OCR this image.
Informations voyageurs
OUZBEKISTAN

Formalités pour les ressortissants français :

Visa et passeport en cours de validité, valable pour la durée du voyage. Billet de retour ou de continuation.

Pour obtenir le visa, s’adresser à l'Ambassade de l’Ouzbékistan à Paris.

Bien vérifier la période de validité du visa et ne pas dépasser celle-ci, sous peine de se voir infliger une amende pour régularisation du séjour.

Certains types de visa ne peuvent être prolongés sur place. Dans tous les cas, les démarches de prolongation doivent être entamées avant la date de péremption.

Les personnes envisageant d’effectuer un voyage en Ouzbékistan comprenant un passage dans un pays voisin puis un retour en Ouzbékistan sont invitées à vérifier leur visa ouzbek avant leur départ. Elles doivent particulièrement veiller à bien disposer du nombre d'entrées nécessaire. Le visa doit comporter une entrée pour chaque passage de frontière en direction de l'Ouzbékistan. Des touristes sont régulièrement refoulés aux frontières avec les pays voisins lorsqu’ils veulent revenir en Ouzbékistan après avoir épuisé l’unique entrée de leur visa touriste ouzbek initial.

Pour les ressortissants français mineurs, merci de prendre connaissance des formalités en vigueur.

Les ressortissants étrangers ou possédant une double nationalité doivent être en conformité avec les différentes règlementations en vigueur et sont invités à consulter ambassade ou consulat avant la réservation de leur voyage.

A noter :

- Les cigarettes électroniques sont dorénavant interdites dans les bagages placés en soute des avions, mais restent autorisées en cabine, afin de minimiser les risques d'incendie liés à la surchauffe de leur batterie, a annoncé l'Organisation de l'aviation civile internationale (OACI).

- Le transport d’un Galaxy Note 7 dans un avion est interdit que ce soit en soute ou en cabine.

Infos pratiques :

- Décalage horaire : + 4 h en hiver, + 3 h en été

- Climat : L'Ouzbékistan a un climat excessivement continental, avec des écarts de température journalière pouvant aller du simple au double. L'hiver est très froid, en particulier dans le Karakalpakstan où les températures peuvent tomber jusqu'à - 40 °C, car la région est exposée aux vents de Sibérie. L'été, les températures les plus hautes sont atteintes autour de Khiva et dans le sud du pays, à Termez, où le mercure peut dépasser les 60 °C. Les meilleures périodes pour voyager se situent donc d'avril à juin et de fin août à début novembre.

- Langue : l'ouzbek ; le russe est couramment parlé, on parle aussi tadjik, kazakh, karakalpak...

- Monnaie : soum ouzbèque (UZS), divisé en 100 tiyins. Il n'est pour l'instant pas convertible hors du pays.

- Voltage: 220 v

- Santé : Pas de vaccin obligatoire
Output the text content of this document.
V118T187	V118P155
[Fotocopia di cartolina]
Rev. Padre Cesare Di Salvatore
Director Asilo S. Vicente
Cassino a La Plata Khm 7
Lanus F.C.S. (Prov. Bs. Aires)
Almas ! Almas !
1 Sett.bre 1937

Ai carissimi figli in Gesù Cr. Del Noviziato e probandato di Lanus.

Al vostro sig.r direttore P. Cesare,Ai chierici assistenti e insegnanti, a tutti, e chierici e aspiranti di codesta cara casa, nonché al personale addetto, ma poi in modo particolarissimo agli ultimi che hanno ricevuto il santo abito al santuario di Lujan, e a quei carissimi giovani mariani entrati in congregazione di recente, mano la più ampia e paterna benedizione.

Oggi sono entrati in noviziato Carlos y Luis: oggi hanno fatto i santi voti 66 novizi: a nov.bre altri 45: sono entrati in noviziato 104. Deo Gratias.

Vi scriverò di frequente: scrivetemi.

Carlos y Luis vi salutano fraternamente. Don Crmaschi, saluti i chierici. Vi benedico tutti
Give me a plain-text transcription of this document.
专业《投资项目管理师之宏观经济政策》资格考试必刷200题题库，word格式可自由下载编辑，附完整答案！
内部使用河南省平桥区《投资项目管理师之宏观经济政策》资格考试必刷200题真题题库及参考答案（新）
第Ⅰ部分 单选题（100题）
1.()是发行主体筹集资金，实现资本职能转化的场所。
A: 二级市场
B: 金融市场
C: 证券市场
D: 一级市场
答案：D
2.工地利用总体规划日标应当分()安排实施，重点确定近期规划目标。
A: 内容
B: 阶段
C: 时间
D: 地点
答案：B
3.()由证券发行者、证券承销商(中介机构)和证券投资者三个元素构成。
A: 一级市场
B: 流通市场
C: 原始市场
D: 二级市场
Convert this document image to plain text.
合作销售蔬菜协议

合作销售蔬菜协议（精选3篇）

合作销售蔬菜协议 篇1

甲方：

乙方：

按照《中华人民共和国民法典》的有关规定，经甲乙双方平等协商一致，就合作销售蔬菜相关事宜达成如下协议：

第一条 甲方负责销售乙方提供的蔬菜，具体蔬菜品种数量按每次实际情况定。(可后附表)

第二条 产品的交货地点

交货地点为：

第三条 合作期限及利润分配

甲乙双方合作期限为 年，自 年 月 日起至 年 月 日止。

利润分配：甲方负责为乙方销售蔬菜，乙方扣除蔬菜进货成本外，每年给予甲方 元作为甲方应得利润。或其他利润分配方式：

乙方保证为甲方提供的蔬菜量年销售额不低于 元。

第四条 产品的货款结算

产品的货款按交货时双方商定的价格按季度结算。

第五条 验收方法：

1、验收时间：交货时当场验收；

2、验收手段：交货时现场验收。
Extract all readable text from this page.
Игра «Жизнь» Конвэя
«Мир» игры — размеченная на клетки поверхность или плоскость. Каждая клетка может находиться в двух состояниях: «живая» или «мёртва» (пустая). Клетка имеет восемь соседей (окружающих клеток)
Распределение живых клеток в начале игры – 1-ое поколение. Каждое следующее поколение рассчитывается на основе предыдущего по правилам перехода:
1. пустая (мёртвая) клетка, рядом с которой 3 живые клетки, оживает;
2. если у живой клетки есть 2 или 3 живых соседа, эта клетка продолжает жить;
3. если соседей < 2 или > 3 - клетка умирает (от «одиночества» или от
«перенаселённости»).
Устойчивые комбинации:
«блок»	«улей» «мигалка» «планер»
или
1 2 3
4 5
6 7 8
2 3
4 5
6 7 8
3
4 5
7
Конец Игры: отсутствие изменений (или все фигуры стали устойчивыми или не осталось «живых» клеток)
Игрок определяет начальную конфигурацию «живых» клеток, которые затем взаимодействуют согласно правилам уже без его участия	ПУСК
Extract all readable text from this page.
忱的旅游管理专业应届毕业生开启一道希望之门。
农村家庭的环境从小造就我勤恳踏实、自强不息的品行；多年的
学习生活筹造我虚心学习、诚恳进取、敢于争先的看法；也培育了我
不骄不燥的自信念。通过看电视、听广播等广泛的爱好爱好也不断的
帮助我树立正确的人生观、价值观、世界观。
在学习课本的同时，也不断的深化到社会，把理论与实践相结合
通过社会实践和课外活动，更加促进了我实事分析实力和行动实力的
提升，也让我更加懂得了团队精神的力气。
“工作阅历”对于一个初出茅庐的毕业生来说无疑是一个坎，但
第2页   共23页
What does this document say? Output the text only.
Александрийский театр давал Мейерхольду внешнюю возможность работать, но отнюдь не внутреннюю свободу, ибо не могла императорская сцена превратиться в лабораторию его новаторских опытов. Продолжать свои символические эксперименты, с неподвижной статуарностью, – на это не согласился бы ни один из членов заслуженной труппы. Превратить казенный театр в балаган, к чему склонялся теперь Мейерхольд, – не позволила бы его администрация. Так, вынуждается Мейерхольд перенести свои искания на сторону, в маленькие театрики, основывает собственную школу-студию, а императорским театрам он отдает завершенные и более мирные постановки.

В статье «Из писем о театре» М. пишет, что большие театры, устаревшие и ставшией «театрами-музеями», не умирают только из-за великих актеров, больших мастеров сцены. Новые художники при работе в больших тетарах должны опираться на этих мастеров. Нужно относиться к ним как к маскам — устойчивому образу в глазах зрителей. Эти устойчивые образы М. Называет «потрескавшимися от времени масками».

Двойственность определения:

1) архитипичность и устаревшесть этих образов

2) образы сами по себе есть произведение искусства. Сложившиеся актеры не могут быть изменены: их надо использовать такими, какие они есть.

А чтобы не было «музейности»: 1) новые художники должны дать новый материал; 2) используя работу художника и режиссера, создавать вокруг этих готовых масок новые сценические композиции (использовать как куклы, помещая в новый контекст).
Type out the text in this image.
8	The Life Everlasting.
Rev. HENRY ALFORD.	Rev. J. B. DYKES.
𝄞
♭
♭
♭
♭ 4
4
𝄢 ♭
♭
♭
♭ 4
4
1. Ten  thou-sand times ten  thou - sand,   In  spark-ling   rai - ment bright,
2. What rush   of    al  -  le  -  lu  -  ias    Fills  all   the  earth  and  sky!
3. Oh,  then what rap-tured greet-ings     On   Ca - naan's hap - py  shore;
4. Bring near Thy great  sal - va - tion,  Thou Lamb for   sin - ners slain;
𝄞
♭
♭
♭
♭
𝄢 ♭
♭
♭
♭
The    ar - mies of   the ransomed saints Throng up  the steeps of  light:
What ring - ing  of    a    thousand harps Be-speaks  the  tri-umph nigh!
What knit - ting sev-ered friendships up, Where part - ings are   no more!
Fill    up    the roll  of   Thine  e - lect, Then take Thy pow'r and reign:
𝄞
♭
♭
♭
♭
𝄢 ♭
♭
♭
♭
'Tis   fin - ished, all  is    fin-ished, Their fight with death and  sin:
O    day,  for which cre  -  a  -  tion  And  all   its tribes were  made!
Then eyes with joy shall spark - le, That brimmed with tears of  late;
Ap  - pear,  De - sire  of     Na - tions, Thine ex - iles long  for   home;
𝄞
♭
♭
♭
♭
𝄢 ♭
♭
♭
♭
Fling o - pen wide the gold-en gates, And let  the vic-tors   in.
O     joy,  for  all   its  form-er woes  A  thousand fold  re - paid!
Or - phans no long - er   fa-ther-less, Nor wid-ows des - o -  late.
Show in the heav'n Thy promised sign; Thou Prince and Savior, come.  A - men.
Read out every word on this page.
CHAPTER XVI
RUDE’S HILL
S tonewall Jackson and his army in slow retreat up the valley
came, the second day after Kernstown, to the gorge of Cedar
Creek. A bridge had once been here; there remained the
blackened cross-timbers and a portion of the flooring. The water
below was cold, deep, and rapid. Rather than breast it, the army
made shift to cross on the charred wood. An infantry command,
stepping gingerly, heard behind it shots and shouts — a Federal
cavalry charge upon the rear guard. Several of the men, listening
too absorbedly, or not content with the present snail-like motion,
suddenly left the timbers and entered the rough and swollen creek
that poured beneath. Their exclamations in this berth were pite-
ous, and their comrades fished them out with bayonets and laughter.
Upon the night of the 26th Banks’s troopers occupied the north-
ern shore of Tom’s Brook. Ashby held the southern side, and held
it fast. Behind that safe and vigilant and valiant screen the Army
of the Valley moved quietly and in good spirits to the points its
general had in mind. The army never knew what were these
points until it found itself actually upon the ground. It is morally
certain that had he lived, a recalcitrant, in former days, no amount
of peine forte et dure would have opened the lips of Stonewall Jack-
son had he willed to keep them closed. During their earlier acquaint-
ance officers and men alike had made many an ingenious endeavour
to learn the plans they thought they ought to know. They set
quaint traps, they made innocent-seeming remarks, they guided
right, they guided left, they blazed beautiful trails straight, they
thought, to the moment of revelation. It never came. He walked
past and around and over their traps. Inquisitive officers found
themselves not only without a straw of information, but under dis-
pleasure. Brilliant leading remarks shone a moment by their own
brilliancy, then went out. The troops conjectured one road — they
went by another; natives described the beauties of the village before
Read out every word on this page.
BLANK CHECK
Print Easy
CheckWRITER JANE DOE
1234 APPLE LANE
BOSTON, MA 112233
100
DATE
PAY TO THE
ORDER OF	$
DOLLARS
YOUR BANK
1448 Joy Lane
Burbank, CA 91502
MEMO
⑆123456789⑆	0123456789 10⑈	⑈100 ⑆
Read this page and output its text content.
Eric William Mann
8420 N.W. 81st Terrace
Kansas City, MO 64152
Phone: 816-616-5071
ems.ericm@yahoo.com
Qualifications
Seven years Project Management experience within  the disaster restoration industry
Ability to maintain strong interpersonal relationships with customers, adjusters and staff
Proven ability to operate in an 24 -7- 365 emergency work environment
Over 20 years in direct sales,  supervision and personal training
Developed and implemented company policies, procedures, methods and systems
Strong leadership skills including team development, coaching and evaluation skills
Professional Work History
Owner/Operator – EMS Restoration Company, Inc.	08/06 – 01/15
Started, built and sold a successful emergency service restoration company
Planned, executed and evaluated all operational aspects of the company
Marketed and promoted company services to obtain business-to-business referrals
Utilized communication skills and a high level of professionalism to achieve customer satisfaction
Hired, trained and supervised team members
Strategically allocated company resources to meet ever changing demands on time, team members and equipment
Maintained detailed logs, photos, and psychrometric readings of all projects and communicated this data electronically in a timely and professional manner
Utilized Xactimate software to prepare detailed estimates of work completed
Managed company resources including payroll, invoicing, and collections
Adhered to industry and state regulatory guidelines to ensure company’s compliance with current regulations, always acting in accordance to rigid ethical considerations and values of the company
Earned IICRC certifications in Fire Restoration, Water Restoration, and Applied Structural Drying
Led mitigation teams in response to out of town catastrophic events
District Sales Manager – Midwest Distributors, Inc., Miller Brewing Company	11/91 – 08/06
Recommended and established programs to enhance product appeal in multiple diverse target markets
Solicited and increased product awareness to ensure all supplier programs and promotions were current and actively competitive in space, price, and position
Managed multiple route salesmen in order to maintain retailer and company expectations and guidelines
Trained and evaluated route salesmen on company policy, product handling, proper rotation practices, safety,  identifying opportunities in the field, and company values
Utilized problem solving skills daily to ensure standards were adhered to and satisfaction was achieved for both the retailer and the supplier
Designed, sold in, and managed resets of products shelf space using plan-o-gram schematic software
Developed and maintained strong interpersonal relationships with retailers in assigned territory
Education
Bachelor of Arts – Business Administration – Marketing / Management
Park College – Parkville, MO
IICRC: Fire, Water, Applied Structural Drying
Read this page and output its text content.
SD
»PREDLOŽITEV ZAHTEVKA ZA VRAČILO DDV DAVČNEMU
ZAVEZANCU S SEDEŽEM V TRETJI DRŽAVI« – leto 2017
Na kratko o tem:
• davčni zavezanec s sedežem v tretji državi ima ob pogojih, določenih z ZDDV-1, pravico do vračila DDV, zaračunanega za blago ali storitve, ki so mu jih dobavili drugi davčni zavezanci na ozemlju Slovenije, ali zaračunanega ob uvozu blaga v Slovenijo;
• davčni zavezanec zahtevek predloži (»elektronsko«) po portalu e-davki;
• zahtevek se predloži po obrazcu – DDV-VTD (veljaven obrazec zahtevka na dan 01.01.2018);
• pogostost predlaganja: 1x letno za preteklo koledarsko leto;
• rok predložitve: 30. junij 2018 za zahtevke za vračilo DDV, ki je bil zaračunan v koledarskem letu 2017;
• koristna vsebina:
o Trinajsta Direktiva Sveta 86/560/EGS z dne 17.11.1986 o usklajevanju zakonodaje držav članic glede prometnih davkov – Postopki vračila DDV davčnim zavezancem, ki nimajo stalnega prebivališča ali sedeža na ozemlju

__Work to be completed__: List the lines of the entries that include "IICRC".

__Answer to the exercise__:
Earned IICRC certifications in Fire Restoration, Water Restoration, and Applied Structural Drying
IICRC: Fire, Water, Applied Structural Drying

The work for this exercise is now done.